> _GOAL_
Determine the number of lines where "JSON" occurs and reply with that number by itself.

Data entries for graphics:
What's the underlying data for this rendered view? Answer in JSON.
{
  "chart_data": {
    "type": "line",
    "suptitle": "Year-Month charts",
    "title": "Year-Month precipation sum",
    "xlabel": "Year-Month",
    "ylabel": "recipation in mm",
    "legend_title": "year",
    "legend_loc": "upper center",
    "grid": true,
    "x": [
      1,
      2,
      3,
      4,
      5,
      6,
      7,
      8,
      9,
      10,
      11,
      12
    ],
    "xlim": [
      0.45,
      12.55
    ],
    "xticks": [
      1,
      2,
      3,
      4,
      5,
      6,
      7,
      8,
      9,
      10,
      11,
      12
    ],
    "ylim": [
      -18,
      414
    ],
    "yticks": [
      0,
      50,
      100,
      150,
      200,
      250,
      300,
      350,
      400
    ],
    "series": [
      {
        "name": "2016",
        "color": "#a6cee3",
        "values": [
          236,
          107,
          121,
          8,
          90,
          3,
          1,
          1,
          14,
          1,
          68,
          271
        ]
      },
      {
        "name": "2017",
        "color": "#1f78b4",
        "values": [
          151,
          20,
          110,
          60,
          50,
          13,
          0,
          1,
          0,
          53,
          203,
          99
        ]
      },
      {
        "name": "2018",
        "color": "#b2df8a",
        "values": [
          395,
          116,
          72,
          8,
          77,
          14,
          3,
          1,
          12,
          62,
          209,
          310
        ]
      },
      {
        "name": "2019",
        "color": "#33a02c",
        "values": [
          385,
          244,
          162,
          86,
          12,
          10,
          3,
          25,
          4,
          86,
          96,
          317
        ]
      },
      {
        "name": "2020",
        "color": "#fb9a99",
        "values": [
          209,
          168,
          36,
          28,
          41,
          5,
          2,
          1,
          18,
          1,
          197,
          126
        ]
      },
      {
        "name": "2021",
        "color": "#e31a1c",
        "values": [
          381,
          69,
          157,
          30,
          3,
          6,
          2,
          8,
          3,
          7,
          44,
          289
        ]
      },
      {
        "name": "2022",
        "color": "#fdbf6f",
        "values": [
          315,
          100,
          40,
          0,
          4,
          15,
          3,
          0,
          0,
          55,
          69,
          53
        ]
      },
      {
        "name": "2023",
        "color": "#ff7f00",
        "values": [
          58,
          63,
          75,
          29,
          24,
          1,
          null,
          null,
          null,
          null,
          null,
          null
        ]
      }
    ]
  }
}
---
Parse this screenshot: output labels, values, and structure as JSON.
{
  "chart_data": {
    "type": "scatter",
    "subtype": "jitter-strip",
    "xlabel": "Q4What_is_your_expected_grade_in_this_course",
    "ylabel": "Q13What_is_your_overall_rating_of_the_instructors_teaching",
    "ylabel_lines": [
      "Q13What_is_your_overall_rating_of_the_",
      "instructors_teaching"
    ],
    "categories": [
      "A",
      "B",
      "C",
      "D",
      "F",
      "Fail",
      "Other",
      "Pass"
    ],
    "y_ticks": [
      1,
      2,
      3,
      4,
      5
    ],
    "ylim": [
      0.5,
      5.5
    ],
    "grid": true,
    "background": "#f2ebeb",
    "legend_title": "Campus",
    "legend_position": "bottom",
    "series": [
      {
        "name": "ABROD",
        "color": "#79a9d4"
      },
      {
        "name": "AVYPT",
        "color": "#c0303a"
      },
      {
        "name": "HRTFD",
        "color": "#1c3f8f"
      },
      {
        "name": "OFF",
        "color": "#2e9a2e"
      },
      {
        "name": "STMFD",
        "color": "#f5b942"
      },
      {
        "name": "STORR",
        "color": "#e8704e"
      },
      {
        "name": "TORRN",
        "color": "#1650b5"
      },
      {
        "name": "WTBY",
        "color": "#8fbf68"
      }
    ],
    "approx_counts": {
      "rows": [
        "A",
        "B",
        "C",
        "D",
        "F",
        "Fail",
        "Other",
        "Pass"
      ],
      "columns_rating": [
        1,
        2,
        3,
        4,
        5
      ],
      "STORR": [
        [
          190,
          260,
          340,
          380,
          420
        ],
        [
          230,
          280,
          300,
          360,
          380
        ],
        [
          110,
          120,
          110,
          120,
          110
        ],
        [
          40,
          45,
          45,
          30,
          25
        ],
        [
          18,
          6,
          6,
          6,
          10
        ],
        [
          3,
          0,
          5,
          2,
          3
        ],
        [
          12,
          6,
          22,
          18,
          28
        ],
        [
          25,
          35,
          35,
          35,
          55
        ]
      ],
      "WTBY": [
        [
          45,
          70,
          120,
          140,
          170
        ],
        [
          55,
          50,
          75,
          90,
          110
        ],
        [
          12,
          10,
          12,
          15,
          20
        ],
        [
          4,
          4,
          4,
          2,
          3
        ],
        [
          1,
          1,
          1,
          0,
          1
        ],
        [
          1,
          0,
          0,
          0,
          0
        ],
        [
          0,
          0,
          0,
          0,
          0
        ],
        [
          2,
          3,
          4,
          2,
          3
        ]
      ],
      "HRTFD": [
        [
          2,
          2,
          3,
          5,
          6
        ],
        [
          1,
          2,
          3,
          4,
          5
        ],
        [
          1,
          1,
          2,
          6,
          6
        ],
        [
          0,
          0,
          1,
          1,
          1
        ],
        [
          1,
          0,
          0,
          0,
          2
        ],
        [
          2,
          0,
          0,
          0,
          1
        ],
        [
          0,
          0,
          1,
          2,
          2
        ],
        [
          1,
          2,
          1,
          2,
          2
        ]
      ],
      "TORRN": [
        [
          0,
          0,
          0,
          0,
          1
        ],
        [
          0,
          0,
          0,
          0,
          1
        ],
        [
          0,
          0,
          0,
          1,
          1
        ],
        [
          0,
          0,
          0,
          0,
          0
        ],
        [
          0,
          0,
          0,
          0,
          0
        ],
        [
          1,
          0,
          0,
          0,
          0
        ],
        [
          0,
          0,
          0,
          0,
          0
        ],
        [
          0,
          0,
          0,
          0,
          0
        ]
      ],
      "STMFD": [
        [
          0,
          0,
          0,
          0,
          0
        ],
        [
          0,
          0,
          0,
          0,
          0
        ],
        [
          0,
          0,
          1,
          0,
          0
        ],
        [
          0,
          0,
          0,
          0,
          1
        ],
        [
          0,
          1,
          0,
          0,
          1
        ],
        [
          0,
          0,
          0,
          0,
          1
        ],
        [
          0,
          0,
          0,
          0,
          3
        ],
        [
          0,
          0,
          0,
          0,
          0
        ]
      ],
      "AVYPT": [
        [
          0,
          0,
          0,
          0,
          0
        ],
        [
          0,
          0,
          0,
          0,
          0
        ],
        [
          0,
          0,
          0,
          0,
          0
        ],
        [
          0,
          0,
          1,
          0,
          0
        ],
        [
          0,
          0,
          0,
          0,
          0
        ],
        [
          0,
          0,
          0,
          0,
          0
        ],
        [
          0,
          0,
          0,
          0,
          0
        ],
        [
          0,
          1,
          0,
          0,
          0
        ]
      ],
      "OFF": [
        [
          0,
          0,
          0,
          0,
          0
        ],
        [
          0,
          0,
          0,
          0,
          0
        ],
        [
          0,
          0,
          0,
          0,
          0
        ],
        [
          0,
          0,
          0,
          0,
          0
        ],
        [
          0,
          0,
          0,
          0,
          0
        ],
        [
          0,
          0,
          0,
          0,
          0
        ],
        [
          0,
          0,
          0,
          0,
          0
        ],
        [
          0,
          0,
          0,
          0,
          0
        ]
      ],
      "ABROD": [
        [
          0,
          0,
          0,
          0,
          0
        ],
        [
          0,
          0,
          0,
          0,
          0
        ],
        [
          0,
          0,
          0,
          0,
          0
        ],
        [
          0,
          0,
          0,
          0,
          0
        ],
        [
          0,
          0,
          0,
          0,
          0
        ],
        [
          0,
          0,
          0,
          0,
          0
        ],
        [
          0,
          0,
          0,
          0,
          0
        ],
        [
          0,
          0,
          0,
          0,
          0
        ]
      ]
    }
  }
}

> _ANSWER TO THIS PROBLEM_
2